>>>>

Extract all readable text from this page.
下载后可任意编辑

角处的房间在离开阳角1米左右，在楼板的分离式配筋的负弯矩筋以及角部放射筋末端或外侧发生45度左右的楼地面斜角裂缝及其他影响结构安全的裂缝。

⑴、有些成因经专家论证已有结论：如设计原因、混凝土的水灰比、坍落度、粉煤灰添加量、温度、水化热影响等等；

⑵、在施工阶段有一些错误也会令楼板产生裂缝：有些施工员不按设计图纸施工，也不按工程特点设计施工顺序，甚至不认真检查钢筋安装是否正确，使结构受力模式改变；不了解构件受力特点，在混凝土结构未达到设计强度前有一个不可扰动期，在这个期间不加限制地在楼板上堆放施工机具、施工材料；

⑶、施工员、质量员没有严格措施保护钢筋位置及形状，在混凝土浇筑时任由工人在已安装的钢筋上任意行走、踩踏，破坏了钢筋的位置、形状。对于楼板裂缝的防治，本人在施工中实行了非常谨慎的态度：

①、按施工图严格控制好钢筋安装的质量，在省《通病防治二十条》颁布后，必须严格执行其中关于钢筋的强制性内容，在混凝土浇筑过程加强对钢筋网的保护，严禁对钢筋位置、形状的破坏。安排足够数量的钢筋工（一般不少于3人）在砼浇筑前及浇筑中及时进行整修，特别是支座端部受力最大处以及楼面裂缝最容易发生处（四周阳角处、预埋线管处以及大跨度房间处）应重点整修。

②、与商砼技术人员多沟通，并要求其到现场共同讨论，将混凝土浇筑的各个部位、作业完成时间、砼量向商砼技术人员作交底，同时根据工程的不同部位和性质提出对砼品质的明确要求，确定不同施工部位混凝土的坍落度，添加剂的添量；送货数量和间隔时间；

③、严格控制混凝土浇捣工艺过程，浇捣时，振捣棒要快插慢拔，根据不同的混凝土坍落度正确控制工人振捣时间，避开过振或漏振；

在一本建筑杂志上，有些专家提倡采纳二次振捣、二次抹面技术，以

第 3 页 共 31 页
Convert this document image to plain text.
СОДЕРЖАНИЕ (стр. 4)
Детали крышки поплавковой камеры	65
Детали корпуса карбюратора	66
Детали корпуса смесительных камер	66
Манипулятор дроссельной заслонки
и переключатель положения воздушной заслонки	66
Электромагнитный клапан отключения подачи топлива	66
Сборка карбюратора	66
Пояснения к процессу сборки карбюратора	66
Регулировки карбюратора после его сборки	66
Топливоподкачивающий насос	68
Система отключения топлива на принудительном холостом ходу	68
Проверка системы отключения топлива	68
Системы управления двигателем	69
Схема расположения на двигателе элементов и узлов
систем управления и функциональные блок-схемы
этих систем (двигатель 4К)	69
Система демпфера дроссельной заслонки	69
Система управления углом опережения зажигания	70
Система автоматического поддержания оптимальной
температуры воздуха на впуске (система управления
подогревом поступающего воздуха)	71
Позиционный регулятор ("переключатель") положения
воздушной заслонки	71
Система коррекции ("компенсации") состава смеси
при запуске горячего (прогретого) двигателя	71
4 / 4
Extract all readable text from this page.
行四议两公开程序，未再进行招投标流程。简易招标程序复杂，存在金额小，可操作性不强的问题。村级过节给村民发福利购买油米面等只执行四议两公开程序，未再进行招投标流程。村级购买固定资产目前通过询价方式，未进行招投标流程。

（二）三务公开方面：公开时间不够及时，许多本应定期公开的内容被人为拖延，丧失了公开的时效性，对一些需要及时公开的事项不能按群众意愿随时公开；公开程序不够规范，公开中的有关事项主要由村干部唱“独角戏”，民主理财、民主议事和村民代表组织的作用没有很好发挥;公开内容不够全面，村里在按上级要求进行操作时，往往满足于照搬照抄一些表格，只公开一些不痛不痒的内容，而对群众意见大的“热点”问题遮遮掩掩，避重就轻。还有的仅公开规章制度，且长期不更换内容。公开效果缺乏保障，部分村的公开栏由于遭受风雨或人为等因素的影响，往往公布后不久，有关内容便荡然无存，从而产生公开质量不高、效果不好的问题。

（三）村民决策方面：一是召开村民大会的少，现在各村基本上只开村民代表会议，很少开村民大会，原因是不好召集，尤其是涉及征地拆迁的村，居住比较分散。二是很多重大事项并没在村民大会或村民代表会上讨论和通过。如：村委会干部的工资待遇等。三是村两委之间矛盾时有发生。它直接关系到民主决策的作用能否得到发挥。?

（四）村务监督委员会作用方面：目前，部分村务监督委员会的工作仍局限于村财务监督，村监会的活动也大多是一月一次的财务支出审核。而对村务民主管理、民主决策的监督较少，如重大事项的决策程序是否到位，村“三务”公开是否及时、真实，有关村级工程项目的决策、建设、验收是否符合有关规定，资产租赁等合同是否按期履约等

<<<<

The records above should be returned exactly.

Extract all readable text from this page.
下载后可任意编辑

角处的房间在离开阳角1米左右，在楼板的分离式配筋的负弯矩筋以及角部放射筋末端或外侧发生45度左右的楼地面斜角裂缝及其他影响结构安全的裂缝。

⑴、有些成因经专家论证已有结论：如设计原因、混凝土的水灰比、坍落度、粉煤灰添加量、温度、水化热影响等等；

⑵、在施工阶段有一些错误也会令楼板产生裂缝：有些施工员不按设计图纸施工，也不按工程特点设计施工顺序，甚至不认真检查钢筋安装是否正确，使结构受力模式改变；不了解构件受力特点，在混凝土结构未达到设计强度前有一个不可扰动期，在这个期间不加限制地在楼板上堆放施工机具、施工材料；

⑶、施工员、质量员没有严格措施保护钢筋位置及形状，在混凝土浇筑时任由工人在已安装的钢筋上任意行走、踩踏，破坏了钢筋的位置、形状。对于楼板裂缝的防治，本人在施工中实行了非常谨慎的态度：

①、按施工图严格控制好钢筋安装的质量，在省《通病防治二十条》颁布后，必须严格执行其中关于钢筋的强制性内容，在混凝土浇筑过程加强对钢筋网的保护，严禁对钢筋位置、形状的破坏。安排足够数量的钢筋工（一般不少于3人）在砼浇筑前及浇筑中及时进行整修，特别是支座端部受力最大处以及楼面裂缝最容易发生处（四周阳角处、预埋线管处以及大跨度房间处）应重点整修。

②、与商砼技术人员多沟通，并要求其到现场共同讨论，将混凝土浇筑的各个部位、作业完成时间、砼量向商砼技术人员作交底，同时根据工程的不同部位和性质提出对砼品质的明确要求，确定不同施工部位混凝土的坍落度，添加剂的添量；送货数量和间隔时间；

③、严格控制混凝土浇捣工艺过程，浇捣时，振捣棒要快插慢拔，根据不同的混凝土坍落度正确控制工人振捣时间，避开过振或漏振；

在一本建筑杂志上，有些专家提倡采纳二次振捣、二次抹面技术，以

第 3 页 共 31 页
Convert this document image to plain text.
СОДЕРЖАНИЕ (стр. 4)
Детали крышки поплавковой камеры	65
Детали корпуса карбюратора	66
Детали корпуса смесительных камер	66
Манипулятор дроссельной заслонки
и переключатель положения воздушной заслонки	66
Электромагнитный клапан отключения подачи топлива	66
Сборка карбюратора	66
Пояснения к процессу сборки карбюратора	66
Регулировки карбюратора после его сборки	66
Топливоподкачивающий насос	68
Система отключения топлива на принудительном холостом ходу	68
Проверка системы отключения топлива	68
Системы управления двигателем	69
Схема расположения на двигателе элементов и узлов
систем управления и функциональные блок-схемы
этих систем (двигатель 4К)	69
Система демпфера дроссельной заслонки	69
Система управления углом опережения зажигания	70
Система автоматического поддержания оптимальной
температуры воздуха на впуске (система управления
подогревом поступающего воздуха)	71
Позиционный регулятор ("переключатель") положения
воздушной заслонки	71
Система коррекции ("компенсации") состава смеси
при запуске горячего (прогретого) двигателя	71
4 / 4
Extract all readable text from this page.
行四议两公开程序，未再进行招投标流程。简易招标程序复杂，存在金额小，可操作性不强的问题。村级过节给村民发福利购买油米面等只执行四议两公开程序，未再进行招投标流程。村级购买固定资产目前通过询价方式，未进行招投标流程。

（二）三务公开方面：公开时间不够及时，许多本应定期公开的内容被人为拖延，丧失了公开的时效性，对一些需要及时公开的事项不能按群众意愿随时公开；公开程序不够规范，公开中的有关事项主要由村干部唱“独角戏”，民主理财、民主议事和村民代表组织的作用没有很好发挥;公开内容不够全面，村里在按上级要求进行操作时，往往满足于照搬照抄一些表格，只公开一些不痛不痒的内容，而对群众意见大的“热点”问题遮遮掩掩，避重就轻。还有的仅公开规章制度，且长期不更换内容。公开效果缺乏保障，部分村的公开栏由于遭受风雨或人为等因素的影响，往往公布后不久，有关内容便荡然无存，从而产生公开质量不高、效果不好的问题。

（三）村民决策方面：一是召开村民大会的少，现在各村基本上只开村民代表会议，很少开村民大会，原因是不好召集，尤其是涉及征地拆迁的村，居住比较分散。二是很多重大事项并没在村民大会或村民代表会上讨论和通过。如：村委会干部的工资待遇等。三是村两委之间矛盾时有发生。它直接关系到民主决策的作用能否得到发挥。?

（四）村务监督委员会作用方面：目前，部分村务监督委员会的工作仍局限于村财务监督，村监会的活动也大多是一月一次的财务支出审核。而对村务民主管理、民主决策的监督较少，如重大事项的决策程序是否到位，村“三务”公开是否及时、真实，有关村级工程项目的决策、建设、验收是否符合有关规定，资产租赁等合同是否按期履约等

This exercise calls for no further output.